===== Material supplied =====

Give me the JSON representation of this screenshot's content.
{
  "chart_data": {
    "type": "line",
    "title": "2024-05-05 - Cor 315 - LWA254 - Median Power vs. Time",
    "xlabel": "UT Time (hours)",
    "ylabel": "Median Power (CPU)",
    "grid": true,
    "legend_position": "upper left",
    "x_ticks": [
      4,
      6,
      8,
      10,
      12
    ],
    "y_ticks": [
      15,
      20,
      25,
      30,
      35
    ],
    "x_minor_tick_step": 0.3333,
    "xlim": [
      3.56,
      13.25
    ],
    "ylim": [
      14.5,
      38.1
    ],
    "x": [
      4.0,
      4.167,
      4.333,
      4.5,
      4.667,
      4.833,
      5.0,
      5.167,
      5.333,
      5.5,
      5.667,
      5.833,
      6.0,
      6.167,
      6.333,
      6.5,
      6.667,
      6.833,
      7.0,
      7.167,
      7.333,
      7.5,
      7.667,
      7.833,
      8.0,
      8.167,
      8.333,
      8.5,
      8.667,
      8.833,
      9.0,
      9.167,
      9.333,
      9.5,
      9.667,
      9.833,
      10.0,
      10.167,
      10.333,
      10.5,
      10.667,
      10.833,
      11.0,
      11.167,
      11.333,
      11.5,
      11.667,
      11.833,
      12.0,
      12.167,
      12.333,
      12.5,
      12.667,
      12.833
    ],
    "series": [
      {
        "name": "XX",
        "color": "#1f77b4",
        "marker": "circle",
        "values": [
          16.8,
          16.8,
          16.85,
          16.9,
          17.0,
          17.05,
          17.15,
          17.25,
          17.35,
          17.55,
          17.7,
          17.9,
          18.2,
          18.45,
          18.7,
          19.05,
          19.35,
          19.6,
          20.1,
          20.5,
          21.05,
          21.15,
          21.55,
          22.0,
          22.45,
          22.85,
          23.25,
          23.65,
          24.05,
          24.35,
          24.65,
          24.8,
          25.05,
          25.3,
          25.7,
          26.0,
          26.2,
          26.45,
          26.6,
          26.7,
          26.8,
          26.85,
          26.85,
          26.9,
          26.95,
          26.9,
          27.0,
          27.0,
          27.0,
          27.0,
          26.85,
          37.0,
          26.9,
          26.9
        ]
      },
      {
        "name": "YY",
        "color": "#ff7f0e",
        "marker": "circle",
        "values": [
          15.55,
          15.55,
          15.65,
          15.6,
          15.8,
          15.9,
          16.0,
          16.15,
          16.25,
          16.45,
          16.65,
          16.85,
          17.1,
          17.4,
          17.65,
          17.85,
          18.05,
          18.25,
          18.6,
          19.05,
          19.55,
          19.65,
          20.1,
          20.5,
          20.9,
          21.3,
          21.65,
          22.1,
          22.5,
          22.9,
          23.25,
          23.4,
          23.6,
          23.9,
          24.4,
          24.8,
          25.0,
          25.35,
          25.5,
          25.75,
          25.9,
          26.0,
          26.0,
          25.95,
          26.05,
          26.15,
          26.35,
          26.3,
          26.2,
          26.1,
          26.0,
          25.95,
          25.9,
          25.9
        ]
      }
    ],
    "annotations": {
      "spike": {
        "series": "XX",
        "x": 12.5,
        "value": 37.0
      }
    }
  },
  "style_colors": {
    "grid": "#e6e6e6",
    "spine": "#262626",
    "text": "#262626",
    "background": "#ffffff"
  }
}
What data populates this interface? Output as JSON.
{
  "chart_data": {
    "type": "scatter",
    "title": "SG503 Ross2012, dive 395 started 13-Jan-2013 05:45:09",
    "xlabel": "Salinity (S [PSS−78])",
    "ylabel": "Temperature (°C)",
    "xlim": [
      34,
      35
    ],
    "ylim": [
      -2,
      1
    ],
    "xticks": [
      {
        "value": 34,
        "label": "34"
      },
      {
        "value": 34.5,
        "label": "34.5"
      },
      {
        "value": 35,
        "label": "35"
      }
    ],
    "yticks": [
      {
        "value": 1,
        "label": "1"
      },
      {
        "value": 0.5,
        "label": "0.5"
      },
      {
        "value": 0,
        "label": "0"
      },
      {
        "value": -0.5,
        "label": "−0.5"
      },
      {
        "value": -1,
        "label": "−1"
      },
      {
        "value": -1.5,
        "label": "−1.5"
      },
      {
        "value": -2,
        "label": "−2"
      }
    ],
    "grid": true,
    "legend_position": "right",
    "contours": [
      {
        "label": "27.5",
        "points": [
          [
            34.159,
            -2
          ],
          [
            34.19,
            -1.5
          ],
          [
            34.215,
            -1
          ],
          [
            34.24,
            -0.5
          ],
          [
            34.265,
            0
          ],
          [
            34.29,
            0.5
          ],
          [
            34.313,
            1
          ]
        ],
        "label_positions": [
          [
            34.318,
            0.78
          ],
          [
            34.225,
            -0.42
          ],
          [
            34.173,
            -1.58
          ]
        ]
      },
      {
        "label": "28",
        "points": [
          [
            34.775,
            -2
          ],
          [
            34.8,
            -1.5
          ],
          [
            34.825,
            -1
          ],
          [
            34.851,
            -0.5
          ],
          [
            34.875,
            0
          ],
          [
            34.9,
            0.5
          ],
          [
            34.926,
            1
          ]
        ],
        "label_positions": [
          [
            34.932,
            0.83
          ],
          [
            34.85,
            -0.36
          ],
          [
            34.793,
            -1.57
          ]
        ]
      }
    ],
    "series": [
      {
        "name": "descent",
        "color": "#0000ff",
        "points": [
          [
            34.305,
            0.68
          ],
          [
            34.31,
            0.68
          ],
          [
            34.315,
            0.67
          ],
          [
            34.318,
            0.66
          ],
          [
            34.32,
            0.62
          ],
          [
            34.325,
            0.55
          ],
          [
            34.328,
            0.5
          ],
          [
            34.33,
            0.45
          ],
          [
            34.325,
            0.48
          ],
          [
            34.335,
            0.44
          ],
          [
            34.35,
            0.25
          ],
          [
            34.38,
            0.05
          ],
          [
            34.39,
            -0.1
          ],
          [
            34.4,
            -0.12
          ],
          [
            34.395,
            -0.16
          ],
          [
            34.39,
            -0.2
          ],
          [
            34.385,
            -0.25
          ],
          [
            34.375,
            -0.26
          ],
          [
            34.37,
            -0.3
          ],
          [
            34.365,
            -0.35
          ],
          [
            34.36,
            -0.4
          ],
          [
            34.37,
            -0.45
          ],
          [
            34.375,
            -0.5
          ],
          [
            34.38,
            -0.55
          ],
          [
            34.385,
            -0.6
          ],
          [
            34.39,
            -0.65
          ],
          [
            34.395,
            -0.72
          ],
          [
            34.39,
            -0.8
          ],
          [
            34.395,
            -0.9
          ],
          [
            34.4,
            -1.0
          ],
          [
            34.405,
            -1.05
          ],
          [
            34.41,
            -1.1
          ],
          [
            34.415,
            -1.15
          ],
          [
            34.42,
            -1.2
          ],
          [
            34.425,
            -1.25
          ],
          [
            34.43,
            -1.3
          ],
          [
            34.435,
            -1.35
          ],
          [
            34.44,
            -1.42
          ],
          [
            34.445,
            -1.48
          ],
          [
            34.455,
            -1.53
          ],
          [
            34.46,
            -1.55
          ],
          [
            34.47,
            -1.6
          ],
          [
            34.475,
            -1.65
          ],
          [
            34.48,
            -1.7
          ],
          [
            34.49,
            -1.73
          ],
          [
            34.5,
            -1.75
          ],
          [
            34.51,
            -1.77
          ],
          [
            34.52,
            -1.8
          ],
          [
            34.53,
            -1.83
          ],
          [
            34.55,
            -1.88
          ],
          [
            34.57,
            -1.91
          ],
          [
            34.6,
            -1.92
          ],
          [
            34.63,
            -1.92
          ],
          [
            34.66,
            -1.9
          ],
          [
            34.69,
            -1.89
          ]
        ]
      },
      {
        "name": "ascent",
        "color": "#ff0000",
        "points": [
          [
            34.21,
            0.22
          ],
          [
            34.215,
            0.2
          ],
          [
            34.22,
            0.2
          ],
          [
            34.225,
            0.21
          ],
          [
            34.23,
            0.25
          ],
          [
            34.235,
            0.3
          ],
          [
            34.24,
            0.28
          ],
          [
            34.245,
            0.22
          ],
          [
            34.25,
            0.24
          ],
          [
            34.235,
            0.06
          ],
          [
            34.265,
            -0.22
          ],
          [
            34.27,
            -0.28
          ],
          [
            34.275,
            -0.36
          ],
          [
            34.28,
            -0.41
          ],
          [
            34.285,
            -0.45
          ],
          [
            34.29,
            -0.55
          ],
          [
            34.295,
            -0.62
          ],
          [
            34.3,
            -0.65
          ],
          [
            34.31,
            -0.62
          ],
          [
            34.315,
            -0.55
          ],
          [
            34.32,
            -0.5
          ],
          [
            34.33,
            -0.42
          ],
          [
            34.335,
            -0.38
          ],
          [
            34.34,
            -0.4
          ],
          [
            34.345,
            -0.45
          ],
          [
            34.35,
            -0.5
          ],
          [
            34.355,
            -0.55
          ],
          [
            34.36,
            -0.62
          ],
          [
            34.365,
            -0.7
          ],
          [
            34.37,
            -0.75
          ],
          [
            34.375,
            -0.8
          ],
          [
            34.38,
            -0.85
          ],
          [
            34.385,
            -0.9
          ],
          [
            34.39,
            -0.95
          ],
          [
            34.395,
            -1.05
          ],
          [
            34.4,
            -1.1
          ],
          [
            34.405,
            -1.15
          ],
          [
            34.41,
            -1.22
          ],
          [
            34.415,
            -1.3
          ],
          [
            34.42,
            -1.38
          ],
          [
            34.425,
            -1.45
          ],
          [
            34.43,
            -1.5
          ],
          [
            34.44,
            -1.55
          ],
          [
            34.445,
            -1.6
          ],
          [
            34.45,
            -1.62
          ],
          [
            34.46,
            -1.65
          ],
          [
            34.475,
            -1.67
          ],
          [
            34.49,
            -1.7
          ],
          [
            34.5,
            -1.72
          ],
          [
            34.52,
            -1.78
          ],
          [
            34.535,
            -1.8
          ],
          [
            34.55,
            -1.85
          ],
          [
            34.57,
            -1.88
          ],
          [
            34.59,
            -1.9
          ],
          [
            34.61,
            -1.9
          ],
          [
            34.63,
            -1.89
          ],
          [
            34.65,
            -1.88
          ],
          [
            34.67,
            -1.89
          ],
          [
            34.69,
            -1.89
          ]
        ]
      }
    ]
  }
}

=====

• **Task**: Among the entries above, how many lines include the word "title"? Give the number with no comment.

• **Output**: 2